* Material for the task:
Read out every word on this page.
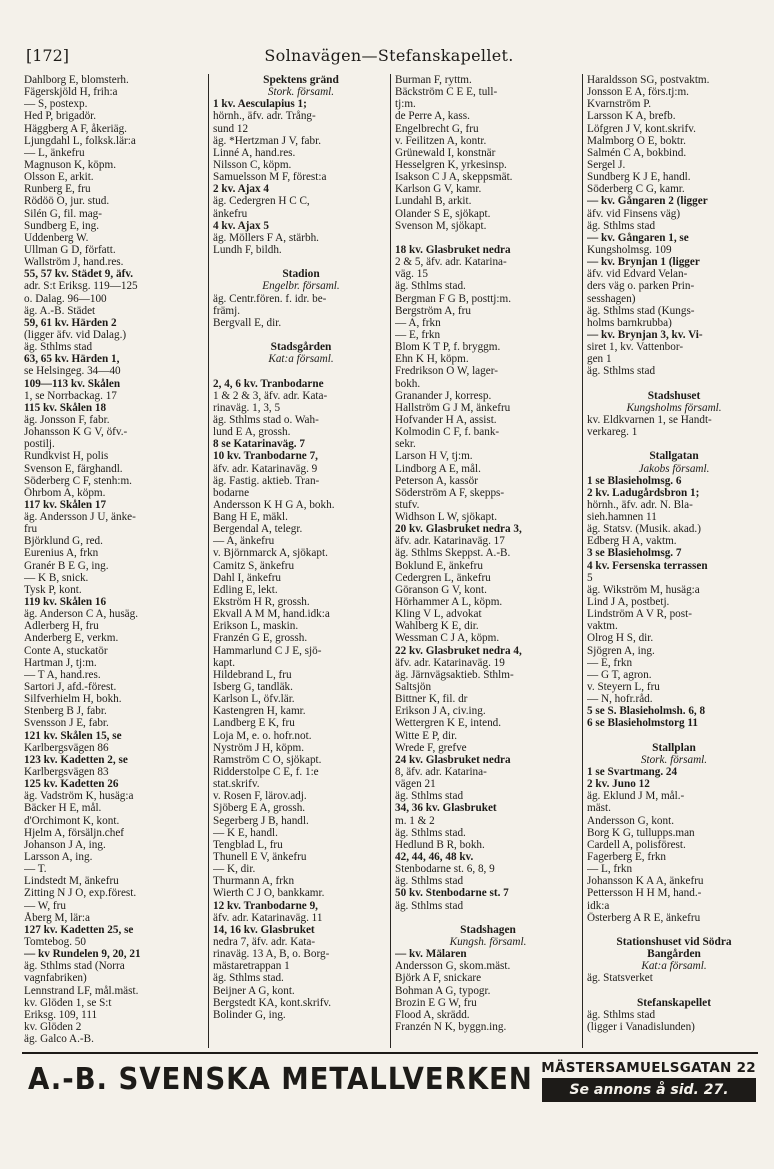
[172]	Solnavägen—Stefanskapellet.
Dahlborg E, blomsterh.
Fägerskjöld H, frih:a
— S, postexp.
Hed P, brigadör.
Häggberg A F, åkeriäg.
Ljungdahl L, folksk.lär:a
— L, änkefru
Magnuson K, köpm.
Olsson E, arkit.
Runberg E, fru
Rödöö O, jur. stud.
Silén G, fil. mag-
Sundberg E, ing.
Uddenberg W.
Ullman G D, författ.
Wallström J, hand.res.
55, 57 kv. Städet 9, äfv.
adr. S:t Eriksg. 119—125
o. Dalag. 96—100
äg. A.-B. Städet
59, 61 kv. Härden 2
(ligger äfv. vid Dalag.)
äg. Sthlms stad
63, 65 kv. Härden 1,
se Helsingeg. 34—40
109—113 kv. Skålen
1, se Norrbackag. 17
115 kv. Skålen 18
äg. Jonsson F, fabr.
Johansson K G V, öfv.-
postilj.
Rundkvist H, polis
Svenson E, färghandl.
Söderberg C F, stenh:m.
Öhrbom A, köpm.
117 kv. Skålen 17
äg. Andersson J U, änke-
fru
Björklund G, red.
Eurenius A, frkn
Granér B E G, ing.
— K B, snick.
Tysk P, kont.
119 kv. Skålen 16
äg. Anderson C A, husäg.
Adlerberg H, fru
Anderberg E, verkm.
Conte A, stuckatör
Hartman J, tj:m.
— T A, hand.res.
Sartori J, afd.-förest.
Silfverhielm H, bokh.
Stenberg B J, fabr.
Svensson J E, fabr.
121 kv. Skålen 15, se
Karlbergsvägen 86
123 kv. Kadetten 2, se
Karlbergsvägen 83
125 kv. Kadetten 26
äg. Vadström K, husäg:a
Bäcker H E, mål.
d'Orchimont K, kont.
Hjelm A, försäljn.chef
Johanson J A, ing.
Larsson A, ing.
— T.
Lindstedt M, änkefru
Zitting N J O, exp.förest.
— W, fru
Åberg M, lär:a
127 kv. Kadetten 25, se
Tomtebog. 50
— kv Rundelen 9, 20, 21
äg. Sthlms stad (Norra
vagnfabriken)
Lennstrand LF, mål.mäst.
kv. Glöden 1, se S:t
Eriksg. 109, 111
kv. Glöden 2
äg. Galco A.-B.
Spektens gränd
Stork. församl.
1 kv. Aesculapius 1;
hörnh., äfv. adr. Trång-
sund 12
äg. *Hertzman J V, fabr.
Linné A, hand.res.
Nilsson C, köpm.
Samuelsson M F, förest:a
2 kv. Ajax 4
äg. Cedergren H C C,
änkefru
4 kv. Ajax 5
äg. Möllers F A, stärbh.
Lundh F, bildh.
Stadion
Engelbr. församl.
äg. Centr.fören. f. idr. be-
främj.
Bergvall E, dir.
Stadsgården
Kat:a församl.
2, 4, 6 kv. Tranbodarne
1 & 2 & 3, äfv. adr. Kata-
rinaväg. 1, 3, 5
äg. Sthlms stad o. Wah-
lund E A, grossh.
8 se Katarinaväg. 7
10 kv. Tranbodarne 7,
äfv. adr. Katarinaväg. 9
äg. Fastig. aktieb. Tran-
bodarne
Andersson K H G A, bokh.
Bang H E, mäkl.
Bergendal A, telegr.
— A, änkefru
v. Björnmarck A, sjökapt.
Camitz S, änkefru
Dahl I, änkefru
Edling E, lekt.
Ekström H R, grossh.
Ekvall A M M, hand.idk:a
Erikson L, maskin.
Franzén G E, grossh.
Hammarlund C J E, sjö-
kapt.
Hildebrand L, fru
Isberg G, tandläk.
Karlson L, öfv.lär.
Kastengren H, kamr.
Landberg E K, fru
Loja M, e. o. hofr.not.
Nyström J H, köpm.
Ramström C O, sjökapt.
Ridderstolpe C E, f. 1:e
stat.skrifv.
v. Rosen F, lärov.adj.
Sjöberg E A, grossh.
Segerberg J B, handl.
— K E, handl.
Tengblad L, fru
Thunell E V, änkefru
— K, dir.
Thurmann A, frkn
Wierth C J O, bankkamr.
12 kv. Tranbodarne 9,
äfv. adr. Katarinaväg. 11
14, 16 kv. Glasbruket
nedra 7, äfv. adr. Kata-
rinaväg. 13 A, B, o. Borg-
mästaretrappan 1
äg. Sthlms stad.
Beijner A G, kont.
Bergstedt KA, kont.skrifv.
Bolinder G, ing.
Burman F, ryttm.
Bäckström C E E, tull-
tj:m.
de Perre A, kass.
Engelbrecht G, fru
v. Feilitzen A, kontr.
Grünewald I, konstnär
Hesselgren K, yrkesinsp.
Isakson C J A, skeppsmät.
Karlson G V, kamr.
Lundahl B, arkit.
Olander S E, sjökapt.
Svenson M, sjökapt.
18 kv. Glasbruket nedra
2 & 5, äfv. adr. Katarina-
väg. 15
äg. Sthlms stad.
Bergman F G B, posttj:m.
Bergström A, fru
— A, frkn
— E, frkn
Blom K T P, f. bryggm.
Ehn K H, köpm.
Fredrikson O W, lager-
bokh.
Granander J, korresp.
Hallström G J M, änkefru
Hofvander H A, assist.
Kolmodin C F, f. bank-
sekr.
Larson H V, tj:m.
Lindborg A E, mål.
Peterson A, kassör
Söderström A F, skepps-
stufv.
Widhson L W, sjökapt.
20 kv. Glasbruket nedra 3,
äfv. adr. Katarinaväg. 17
äg. Sthlms Skeppst. A.-B.
Boklund E, änkefru
Cedergren L, änkefru
Göranson G V, kont.
Hörhammer A L, köpm.
Kling V L, advokat
Wahlberg K E, dir.
Wessman C J A, köpm.
22 kv. Glasbruket nedra 4,
äfv. adr. Katarinaväg. 19
äg. Järnvägsaktieb. Sthlm-
Saltsjön
Bittner K, fil. dr
Erikson J A, civ.ing.
Wettergren K E, intend.
Witte E P, dir.
Wrede F, grefve
24 kv. Glasbruket nedra
8, äfv. adr. Katarina-
vägen 21
äg. Sthlms stad
34, 36 kv. Glasbruket
m. 1 & 2
äg. Sthlms stad.
Hedlund B R, bokh.
42, 44, 46, 48 kv.
Stenbodarne st. 6, 8, 9
äg. Sthlms stad
50 kv. Stenbodarne st. 7
äg. Sthlms stad
Stadshagen
Kungsh. församl.
— kv. Mälaren
Andersson G, skom.mäst.
Björk A F, snickare
Bohman A G, typogr.
Brozin E G W, fru
Flood A, skrädd.
Franzén N K, byggn.ing.
Haraldsson SG, postvaktm.
Jonsson E A, förs.tj:m.
Kvarnström P.
Larsson K A, brefb.
Löfgren J V, kont.skrifv.
Malmborg O E, boktr.
Salmén C A, bokbind.
Sergel J.
Sundberg K J E, handl.
Söderberg C G, kamr.
— kv. Gångaren 2 (ligger
äfv. vid Finsens väg)
äg. Sthlms stad
— kv. Gångaren 1, se
Kungsholmsg. 109
— kv. Brynjan 1 (ligger
äfv. vid Edvard Velan-
ders väg o. parken Prin-
sesshagen)
äg. Sthlms stad (Kungs-
holms barnkrubba)
— kv. Brynjan 3, kv. Vi-
siret 1, kv. Vattenbor-
gen 1
äg. Sthlms stad
Stadshuset
Kungsholms församl.
kv. Eldkvarnen 1, se Handt-
verkareg. 1
Stallgatan
Jakobs församl.
1 se Blasieholmsg. 6
2 kv. Ladugårdsbron 1;
hörnh., äfv. adr. N. Bla-
sieh.hamnen 11
äg. Statsv. (Musik. akad.)
Edberg H A, vaktm.
3 se Blasieholmsg. 7
4 kv. Fersenska terrassen
5
äg. Wikström M, husäg:a
Lind J A, postbetj.
Lindström A V R, post-
vaktm.
Olrog H S, dir.
Sjögren A, ing.
— E, frkn
— G T, agron.
v. Steyern L, fru
— N, hofr.råd.
5 se S. Blasieholmsh. 6, 8
6 se Blasieholmstorg 11
Stallplan
Stork. församl.
1 se Svartmang. 24
2 kv. Juno 12
äg. Eklund J M, mål.-
mäst.
Andersson G, kont.
Borg K G, tullupps.man
Cardell A, polisförest.
Fagerberg E, frkn
— L, frkn
Johansson K A A, änkefru
Pettersson H H M, hand.-
idk:a
Österberg A R E, änkefru
Stationshuset vid Södra
Bangården
Kat:a församl.
äg. Statsverket
Stefanskapellet
äg. Sthlms stad
(ligger i Vanadislunden)
A.-B. SVENSKA METALLVERKEN MÄSTERSAMUELSGATAN 22
Se annons å sid. 27.
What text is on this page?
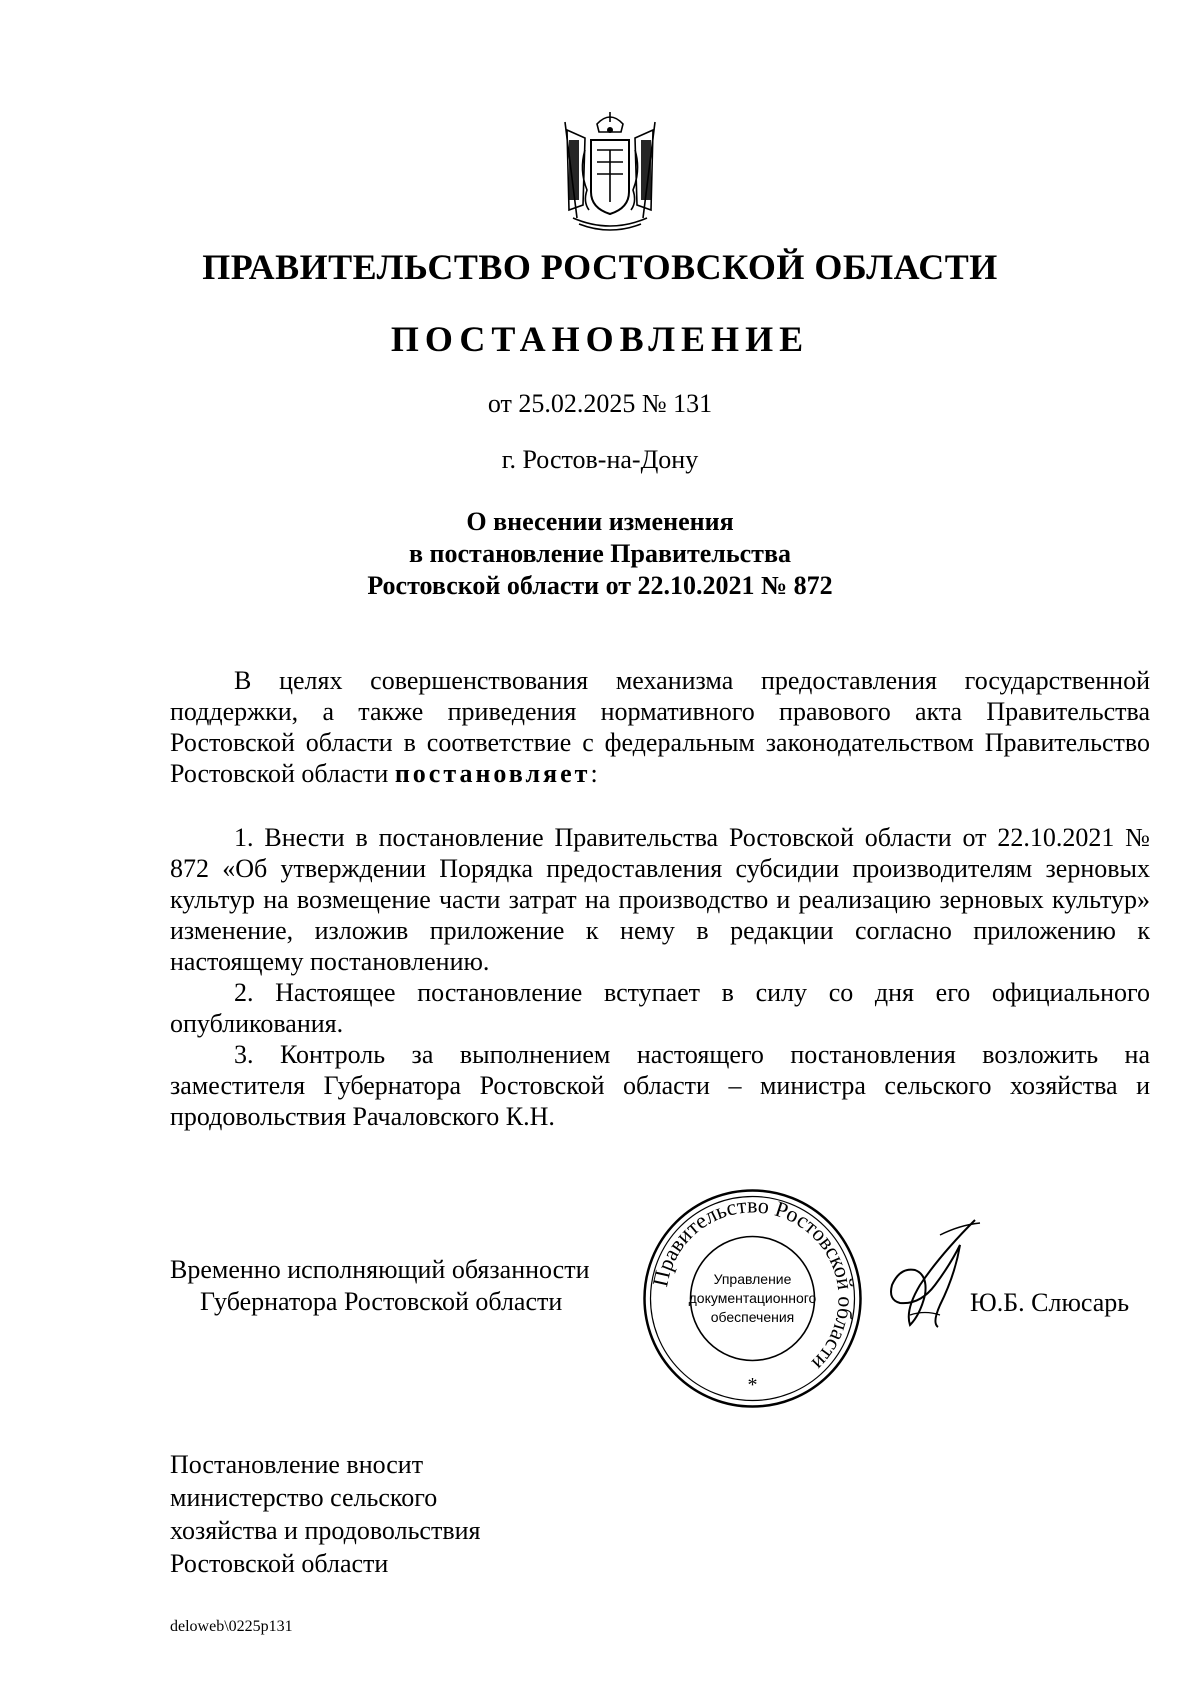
ПРАВИТЕЛЬСТВО РОСТОВСКОЙ ОБЛАСТИ
ПОСТАНОВЛЕНИЕ
от 25.02.2025 № 131
г. Ростов-на-Дону
О внесении изменения
в постановление Правительства
Ростовской области от 22.10.2021 № 872

В целях совершенствования механизма предоставления государственной поддержки, а также приведения нормативного правового акта Правительства Ростовской области в соответствие с федеральным законодательством Правительство Ростовской области постановляет:

1. Внести в постановление Правительства Ростовской области от 22.10.2021 № 872 «Об утверждении Порядка предоставления субсидии производителям зерновых культур на возмещение части затрат на производство и реализацию зерновых культур» изменение, изложив приложение к нему в редакции согласно приложению к настоящему постановлению.

2. Настоящее постановление вступает в силу со дня его официального опубликования.

3. Контроль за выполнением настоящего постановления возложить на заместителя Губернатора Ростовской области – министра сельского хозяйства и продовольствия Рачаловского К.Н.

Временно исполняющий обязанности
Губернатора Ростовской области
Правительство Ростовской области
Управление
документационного
обеспечения
*
Ю.Б. Слюсарь
Постановление вносит
министерство сельского
хозяйства и продовольствия
Ростовской области
deloweb\0225p131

* Task objective: Starting at the line that contains "What text is on this page?", restate each line verbatim through the final line of the listing, skipping all pictures.

* Task output:
What text is on this page?
ПРАВИТЕЛЬСТВО РОСТОВСКОЙ ОБЛАСТИ
ПОСТАНОВЛЕНИЕ
от 25.02.2025 № 131
г. Ростов-на-Дону
О внесении изменения
в постановление Правительства
Ростовской области от 22.10.2021 № 872

В целях совершенствования механизма предоставления государственной поддержки, а также приведения нормативного правового акта Правительства Ростовской области в соответствие с федеральным законодательством Правительство Ростовской области постановляет:

1. Внести в постановление Правительства Ростовской области от 22.10.2021 № 872 «Об утверждении Порядка предоставления субсидии производителям зерновых культур на возмещение части затрат на производство и реализацию зерновых культур» изменение, изложив приложение к нему в редакции согласно приложению к настоящему постановлению.

2. Настоящее постановление вступает в силу со дня его официального опубликования.

3. Контроль за выполнением настоящего постановления возложить на заместителя Губернатора Ростовской области – министра сельского хозяйства и продовольствия Рачаловского К.Н.

Временно исполняющий обязанности
Губернатора Ростовской области
Правительство Ростовской области
Управление
документационного
обеспечения
*
Ю.Б. Слюсарь
Постановление вносит
министерство сельского
хозяйства и продовольствия
Ростовской области
deloweb\0225p131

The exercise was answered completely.